Format the data from its first line down to and including the line containing "shuffle-icon <box>520 355 542 379</box>" as a JSON list of strings, with one string per line and no blank lines; leave out every line after that one.

>> BEGIN Extracted records

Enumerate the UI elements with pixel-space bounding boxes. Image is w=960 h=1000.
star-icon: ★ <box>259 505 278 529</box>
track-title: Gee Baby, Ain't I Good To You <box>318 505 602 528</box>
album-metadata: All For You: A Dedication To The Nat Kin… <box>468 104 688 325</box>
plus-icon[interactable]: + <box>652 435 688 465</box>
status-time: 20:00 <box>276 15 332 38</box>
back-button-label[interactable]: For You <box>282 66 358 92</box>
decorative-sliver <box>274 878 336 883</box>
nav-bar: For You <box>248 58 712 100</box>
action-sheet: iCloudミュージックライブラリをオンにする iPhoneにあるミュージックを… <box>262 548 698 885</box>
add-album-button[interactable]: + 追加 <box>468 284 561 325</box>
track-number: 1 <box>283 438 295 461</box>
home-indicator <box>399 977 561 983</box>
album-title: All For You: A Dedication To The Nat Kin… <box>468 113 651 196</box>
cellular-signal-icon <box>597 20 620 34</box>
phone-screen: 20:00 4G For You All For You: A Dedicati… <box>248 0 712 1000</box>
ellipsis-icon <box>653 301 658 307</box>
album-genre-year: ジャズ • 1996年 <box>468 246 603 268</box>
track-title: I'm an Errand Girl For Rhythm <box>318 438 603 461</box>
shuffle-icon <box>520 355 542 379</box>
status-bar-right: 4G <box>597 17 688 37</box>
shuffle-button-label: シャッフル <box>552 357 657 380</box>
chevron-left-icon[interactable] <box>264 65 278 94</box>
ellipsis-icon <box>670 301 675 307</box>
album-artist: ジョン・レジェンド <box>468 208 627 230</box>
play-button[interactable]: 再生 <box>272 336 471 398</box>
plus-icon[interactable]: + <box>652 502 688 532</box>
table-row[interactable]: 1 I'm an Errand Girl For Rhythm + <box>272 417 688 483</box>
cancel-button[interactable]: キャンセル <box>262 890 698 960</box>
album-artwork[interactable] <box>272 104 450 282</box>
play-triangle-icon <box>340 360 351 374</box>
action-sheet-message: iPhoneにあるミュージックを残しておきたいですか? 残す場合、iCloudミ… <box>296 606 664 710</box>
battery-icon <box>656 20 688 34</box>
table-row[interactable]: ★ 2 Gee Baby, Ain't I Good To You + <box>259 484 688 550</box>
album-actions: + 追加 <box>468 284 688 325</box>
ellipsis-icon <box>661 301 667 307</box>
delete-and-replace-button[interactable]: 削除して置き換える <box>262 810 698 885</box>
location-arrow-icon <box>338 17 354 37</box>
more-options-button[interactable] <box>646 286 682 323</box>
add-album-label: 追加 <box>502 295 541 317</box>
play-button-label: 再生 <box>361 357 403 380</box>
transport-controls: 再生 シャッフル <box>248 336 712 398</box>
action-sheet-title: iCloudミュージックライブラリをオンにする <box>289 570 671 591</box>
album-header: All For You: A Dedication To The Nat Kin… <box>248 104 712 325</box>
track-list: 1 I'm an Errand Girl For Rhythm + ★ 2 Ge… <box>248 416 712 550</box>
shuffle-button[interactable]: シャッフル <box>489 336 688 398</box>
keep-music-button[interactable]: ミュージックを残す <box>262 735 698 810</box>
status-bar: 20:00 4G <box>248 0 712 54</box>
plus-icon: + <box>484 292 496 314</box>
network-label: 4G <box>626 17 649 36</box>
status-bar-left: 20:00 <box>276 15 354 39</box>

>> END Extracted records

= Correct output =
[
  "Enumerate the UI elements with pixel-space bounding boxes. Image is w=960 h=1000.",
  "star-icon: ★ <box>259 505 278 529</box>",
  "track-title: Gee Baby, Ain't I Good To You <box>318 505 602 528</box>",
  "album-metadata: All For You: A Dedication To The Nat Kin… <box>468 104 688 325</box>",
  "plus-icon[interactable]: + <box>652 435 688 465</box>",
  "status-time: 20:00 <box>276 15 332 38</box>",
  "back-button-label[interactable]: For You <box>282 66 358 92</box>",
  "decorative-sliver <box>274 878 336 883</box>",
  "nav-bar: For You <box>248 58 712 100</box>",
  "action-sheet: iCloudミュージックライブラリをオンにする iPhoneにあるミュージックを… <box>262 548 698 885</box>",
  "add-album-button[interactable]: + 追加 <box>468 284 561 325</box>",
  "track-number: 1 <box>283 438 295 461</box>",
  "home-indicator <box>399 977 561 983</box>",
  "album-title: All For You: A Dedication To The Nat Kin… <box>468 113 651 196</box>",
  "cellular-signal-icon <box>597 20 620 34</box>",
  "phone-screen: 20:00 4G For You All For You: A Dedicati… <box>248 0 712 1000</box>",
  "ellipsis-icon <box>653 301 658 307</box>",
  "album-genre-year: ジャズ • 1996年 <box>468 246 603 268</box>",
  "track-title: I'm an Errand Girl For Rhythm <box>318 438 603 461</box>",
  "shuffle-icon <box>520 355 542 379</box>"
]